--- Start Excerpted data ---
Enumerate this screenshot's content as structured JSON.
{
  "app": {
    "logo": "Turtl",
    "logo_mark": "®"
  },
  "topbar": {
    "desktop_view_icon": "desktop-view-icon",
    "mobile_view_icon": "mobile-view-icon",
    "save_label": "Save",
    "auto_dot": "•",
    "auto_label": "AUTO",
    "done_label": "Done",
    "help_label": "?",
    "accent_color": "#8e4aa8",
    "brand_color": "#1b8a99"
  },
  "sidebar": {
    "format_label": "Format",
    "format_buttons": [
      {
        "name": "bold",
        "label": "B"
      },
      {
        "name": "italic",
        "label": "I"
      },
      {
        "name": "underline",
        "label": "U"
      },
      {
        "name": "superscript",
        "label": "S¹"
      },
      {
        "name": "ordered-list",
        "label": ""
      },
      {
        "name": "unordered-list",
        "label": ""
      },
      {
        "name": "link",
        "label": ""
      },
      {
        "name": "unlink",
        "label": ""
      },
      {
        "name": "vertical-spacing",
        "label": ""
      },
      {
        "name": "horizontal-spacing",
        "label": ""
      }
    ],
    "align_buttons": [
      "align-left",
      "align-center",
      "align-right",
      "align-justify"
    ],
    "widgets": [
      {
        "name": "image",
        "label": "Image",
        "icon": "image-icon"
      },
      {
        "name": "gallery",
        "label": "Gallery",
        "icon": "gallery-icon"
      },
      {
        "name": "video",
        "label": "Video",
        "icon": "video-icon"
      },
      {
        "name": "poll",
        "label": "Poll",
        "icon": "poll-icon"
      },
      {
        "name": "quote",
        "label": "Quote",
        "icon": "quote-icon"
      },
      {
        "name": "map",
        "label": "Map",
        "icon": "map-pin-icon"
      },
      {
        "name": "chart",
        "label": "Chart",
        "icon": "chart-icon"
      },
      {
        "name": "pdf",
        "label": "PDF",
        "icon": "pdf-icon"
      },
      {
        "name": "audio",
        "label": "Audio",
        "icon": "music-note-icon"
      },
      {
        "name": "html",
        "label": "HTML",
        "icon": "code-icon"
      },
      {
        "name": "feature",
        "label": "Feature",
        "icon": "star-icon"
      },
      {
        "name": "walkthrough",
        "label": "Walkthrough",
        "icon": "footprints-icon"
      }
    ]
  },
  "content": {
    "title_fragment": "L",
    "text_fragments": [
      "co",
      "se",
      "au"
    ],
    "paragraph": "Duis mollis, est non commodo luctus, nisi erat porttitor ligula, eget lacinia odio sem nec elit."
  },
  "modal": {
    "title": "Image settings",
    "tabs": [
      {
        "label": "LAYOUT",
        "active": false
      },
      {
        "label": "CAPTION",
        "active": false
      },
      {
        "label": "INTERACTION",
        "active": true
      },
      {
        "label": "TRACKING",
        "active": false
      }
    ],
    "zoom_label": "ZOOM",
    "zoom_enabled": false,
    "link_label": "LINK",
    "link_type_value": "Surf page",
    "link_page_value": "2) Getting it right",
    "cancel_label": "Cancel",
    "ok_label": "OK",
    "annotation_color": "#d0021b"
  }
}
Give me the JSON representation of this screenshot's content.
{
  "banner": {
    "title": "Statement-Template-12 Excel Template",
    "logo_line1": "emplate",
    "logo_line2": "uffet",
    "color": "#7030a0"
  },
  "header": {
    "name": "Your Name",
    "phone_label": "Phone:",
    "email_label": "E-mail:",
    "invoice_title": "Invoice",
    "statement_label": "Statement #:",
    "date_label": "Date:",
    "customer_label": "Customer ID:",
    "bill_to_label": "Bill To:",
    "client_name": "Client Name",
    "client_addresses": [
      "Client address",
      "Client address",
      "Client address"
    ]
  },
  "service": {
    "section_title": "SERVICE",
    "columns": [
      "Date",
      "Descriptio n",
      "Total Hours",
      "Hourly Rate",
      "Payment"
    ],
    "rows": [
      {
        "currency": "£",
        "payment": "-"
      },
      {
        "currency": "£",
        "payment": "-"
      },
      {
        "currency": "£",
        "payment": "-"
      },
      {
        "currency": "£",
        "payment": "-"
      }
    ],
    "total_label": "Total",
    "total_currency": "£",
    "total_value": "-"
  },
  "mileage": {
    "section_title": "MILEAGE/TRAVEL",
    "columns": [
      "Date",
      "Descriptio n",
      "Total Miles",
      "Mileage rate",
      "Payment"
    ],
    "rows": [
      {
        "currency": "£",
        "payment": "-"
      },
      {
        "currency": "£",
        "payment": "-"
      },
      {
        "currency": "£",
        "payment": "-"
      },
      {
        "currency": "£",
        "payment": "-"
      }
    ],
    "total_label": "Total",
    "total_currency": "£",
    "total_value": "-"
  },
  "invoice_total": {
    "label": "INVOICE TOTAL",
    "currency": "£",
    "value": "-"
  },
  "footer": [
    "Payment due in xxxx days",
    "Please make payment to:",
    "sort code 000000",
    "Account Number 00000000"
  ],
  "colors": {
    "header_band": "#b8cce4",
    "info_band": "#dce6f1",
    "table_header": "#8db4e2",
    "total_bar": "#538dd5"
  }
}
--- End Excerpted data ---
• Requirement:
The entries above must be returned in full, exactly as shown.

• Result of the exercise:
Enumerate this screenshot's content as structured JSON.
{
  "app": {
    "logo": "Turtl",
    "logo_mark": "®"
  },
  "topbar": {
    "desktop_view_icon": "desktop-view-icon",
    "mobile_view_icon": "mobile-view-icon",
    "save_label": "Save",
    "auto_dot": "•",
    "auto_label": "AUTO",
    "done_label": "Done",
    "help_label": "?",
    "accent_color": "#8e4aa8",
    "brand_color": "#1b8a99"
  },
  "sidebar": {
    "format_label": "Format",
    "format_buttons": [
      {
        "name": "bold",
        "label": "B"
      },
      {
        "name": "italic",
        "label": "I"
      },
      {
        "name": "underline",
        "label": "U"
      },
      {
        "name": "superscript",
        "label": "S¹"
      },
      {
        "name": "ordered-list",
        "label": ""
      },
      {
        "name": "unordered-list",
        "label": ""
      },
      {
        "name": "link",
        "label": ""
      },
      {
        "name": "unlink",
        "label": ""
      },
      {
        "name": "vertical-spacing",
        "label": ""
      },
      {
        "name": "horizontal-spacing",
        "label": ""
      }
    ],
    "align_buttons": [
      "align-left",
      "align-center",
      "align-right",
      "align-justify"
    ],
    "widgets": [
      {
        "name": "image",
        "label": "Image",
        "icon": "image-icon"
      },
      {
        "name": "gallery",
        "label": "Gallery",
        "icon": "gallery-icon"
      },
      {
        "name": "video",
        "label": "Video",
        "icon": "video-icon"
      },
      {
        "name": "poll",
        "label": "Poll",
        "icon": "poll-icon"
      },
      {
        "name": "quote",
        "label": "Quote",
        "icon": "quote-icon"
      },
      {
        "name": "map",
        "label": "Map",
        "icon": "map-pin-icon"
      },
      {
        "name": "chart",
        "label": "Chart",
        "icon": "chart-icon"
      },
      {
        "name": "pdf",
        "label": "PDF",
        "icon": "pdf-icon"
      },
      {
        "name": "audio",
        "label": "Audio",
        "icon": "music-note-icon"
      },
      {
        "name": "html",
        "label": "HTML",
        "icon": "code-icon"
      },
      {
        "name": "feature",
        "label": "Feature",
        "icon": "star-icon"
      },
      {
        "name": "walkthrough",
        "label": "Walkthrough",
        "icon": "footprints-icon"
      }
    ]
  },
  "content": {
    "title_fragment": "L",
    "text_fragments": [
      "co",
      "se",
      "au"
    ],
    "paragraph": "Duis mollis, est non commodo luctus, nisi erat porttitor ligula, eget lacinia odio sem nec elit."
  },
  "modal": {
    "title": "Image settings",
    "tabs": [
      {
        "label": "LAYOUT",
        "active": false
      },
      {
        "label": "CAPTION",
        "active": false
      },
      {
        "label": "INTERACTION",
        "active": true
      },
      {
        "label": "TRACKING",
        "active": false
      }
    ],
    "zoom_label": "ZOOM",
    "zoom_enabled": false,
    "link_label": "LINK",
    "link_type_value": "Surf page",
    "link_page_value": "2) Getting it right",
    "cancel_label": "Cancel",
    "ok_label": "OK",
    "annotation_color": "#d0021b"
  }
}
Give me the JSON representation of this screenshot's content.
{
  "banner": {
    "title": "Statement-Template-12 Excel Template",
    "logo_line1": "emplate",
    "logo_line2": "uffet",
    "color": "#7030a0"
  },
  "header": {
    "name": "Your Name",
    "phone_label": "Phone:",
    "email_label": "E-mail:",
    "invoice_title": "Invoice",
    "statement_label": "Statement #:",
    "date_label": "Date:",
    "customer_label": "Customer ID:",
    "bill_to_label": "Bill To:",
    "client_name": "Client Name",
    "client_addresses": [
      "Client address",
      "Client address",
      "Client address"
    ]
  },
  "service": {
    "section_title": "SERVICE",
    "columns": [
      "Date",
      "Descriptio n",
      "Total Hours",
      "Hourly Rate",
      "Payment"
    ],
    "rows": [
      {
        "currency": "£",
        "payment": "-"
      },
      {
        "currency": "£",
        "payment": "-"
      },
      {
        "currency": "£",
        "payment": "-"
      },
      {
        "currency": "£",
        "payment": "-"
      }
    ],
    "total_label": "Total",
    "total_currency": "£",
    "total_value": "-"
  },
  "mileage": {
    "section_title": "MILEAGE/TRAVEL",
    "columns": [
      "Date",
      "Descriptio n",
      "Total Miles",
      "Mileage rate",
      "Payment"
    ],
    "rows": [
      {
        "currency": "£",
        "payment": "-"
      },
      {
        "currency": "£",
        "payment": "-"
      },
      {
        "currency": "£",
        "payment": "-"
      },
      {
        "currency": "£",
        "payment": "-"
      }
    ],
    "total_label": "Total",
    "total_currency": "£",
    "total_value": "-"
  },
  "invoice_total": {
    "label": "INVOICE TOTAL",
    "currency": "£",
    "value": "-"
  },
  "footer": [
    "Payment due in xxxx days",
    "Please make payment to:",
    "sort code 000000",
    "Account Number 00000000"
  ],
  "colors": {
    "header_band": "#b8cce4",
    "info_band": "#dce6f1",
    "table_header": "#8db4e2",
    "total_bar": "#538dd5"
  }
}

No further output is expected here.